- **Problem to solve**:
In the records below, find each line containing the word "Microsoft" and copy it.
====== Data for this task
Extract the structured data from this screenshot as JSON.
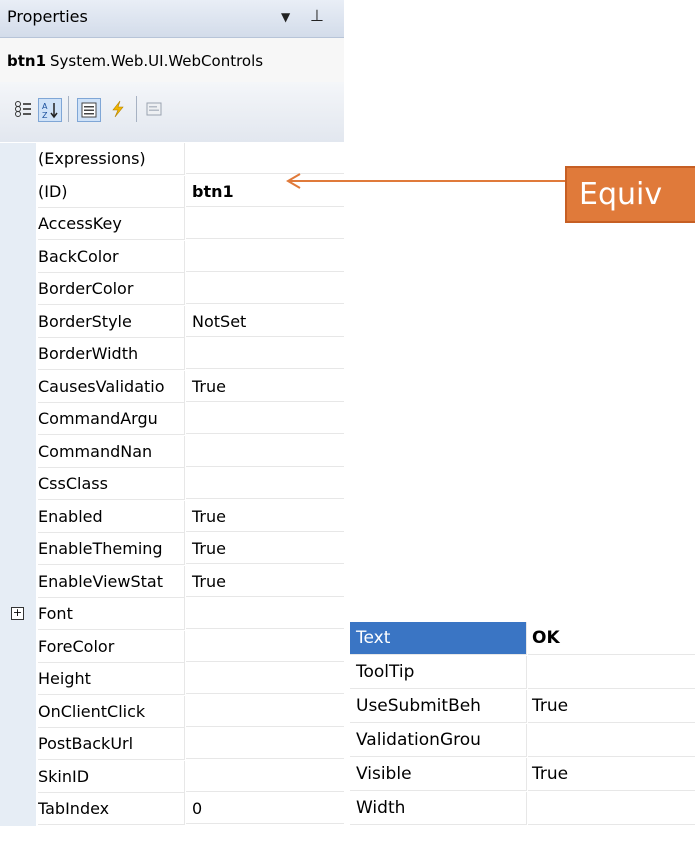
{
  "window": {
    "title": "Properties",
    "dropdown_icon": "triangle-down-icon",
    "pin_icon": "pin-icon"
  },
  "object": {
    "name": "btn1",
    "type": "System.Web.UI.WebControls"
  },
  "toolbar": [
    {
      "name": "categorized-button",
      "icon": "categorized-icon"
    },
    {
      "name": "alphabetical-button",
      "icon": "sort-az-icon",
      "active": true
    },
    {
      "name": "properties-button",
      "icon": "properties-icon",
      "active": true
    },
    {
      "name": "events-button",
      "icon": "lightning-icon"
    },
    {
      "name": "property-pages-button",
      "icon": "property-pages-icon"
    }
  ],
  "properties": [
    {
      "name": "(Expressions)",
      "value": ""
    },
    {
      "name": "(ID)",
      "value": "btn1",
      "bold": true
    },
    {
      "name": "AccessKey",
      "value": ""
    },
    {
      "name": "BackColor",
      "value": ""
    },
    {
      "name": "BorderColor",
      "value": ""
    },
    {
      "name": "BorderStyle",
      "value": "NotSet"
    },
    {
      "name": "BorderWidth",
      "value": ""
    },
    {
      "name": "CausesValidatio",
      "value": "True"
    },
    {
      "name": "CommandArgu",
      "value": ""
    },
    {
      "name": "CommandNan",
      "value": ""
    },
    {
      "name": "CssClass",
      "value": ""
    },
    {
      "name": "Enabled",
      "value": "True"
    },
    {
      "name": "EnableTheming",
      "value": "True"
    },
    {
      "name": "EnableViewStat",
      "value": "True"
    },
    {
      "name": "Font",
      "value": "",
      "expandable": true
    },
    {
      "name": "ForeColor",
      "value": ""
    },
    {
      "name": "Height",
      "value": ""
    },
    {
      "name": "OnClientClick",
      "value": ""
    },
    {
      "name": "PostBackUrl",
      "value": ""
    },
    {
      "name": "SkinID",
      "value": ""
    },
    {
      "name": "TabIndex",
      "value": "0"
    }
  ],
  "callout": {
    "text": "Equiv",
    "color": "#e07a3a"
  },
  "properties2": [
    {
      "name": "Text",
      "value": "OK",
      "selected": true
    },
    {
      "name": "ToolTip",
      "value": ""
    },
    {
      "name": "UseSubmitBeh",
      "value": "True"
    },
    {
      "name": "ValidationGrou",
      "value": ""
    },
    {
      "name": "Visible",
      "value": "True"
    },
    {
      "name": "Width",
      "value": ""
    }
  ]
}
============
====== Data for this task
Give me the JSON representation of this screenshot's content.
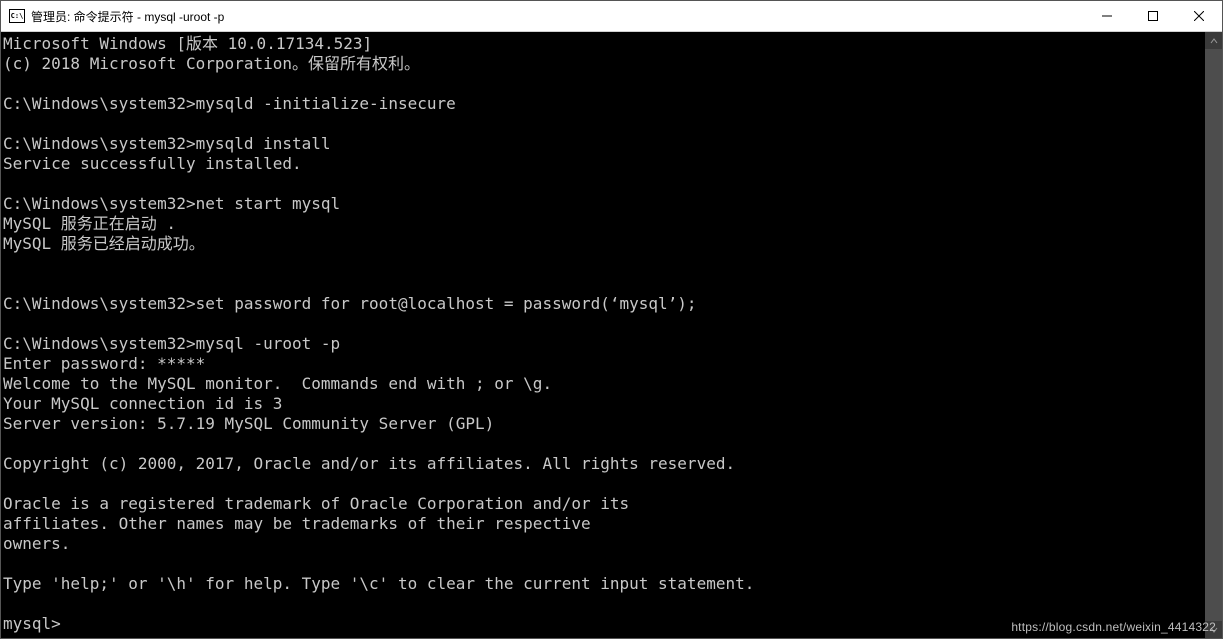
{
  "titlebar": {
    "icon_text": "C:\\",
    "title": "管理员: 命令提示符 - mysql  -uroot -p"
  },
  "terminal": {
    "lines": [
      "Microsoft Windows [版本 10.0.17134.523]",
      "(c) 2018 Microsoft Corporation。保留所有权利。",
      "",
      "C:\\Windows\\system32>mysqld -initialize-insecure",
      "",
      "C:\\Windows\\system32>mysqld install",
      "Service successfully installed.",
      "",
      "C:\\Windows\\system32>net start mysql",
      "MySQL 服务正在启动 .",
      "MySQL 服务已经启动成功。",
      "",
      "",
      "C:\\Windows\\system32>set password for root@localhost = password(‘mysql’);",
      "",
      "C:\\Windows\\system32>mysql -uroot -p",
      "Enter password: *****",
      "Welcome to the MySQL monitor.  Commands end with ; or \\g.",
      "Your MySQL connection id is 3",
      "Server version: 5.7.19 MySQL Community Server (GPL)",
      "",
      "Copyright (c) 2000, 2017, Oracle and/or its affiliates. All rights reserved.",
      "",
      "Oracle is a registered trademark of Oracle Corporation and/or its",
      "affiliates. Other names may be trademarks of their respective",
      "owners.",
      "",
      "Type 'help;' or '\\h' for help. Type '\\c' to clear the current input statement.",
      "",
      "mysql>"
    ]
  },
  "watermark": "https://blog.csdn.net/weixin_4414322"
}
============
- **Result of the task**:
      "Microsoft Windows [版本 10.0.17134.523]",
      "(c) 2018 Microsoft Corporation。保留所有权利。",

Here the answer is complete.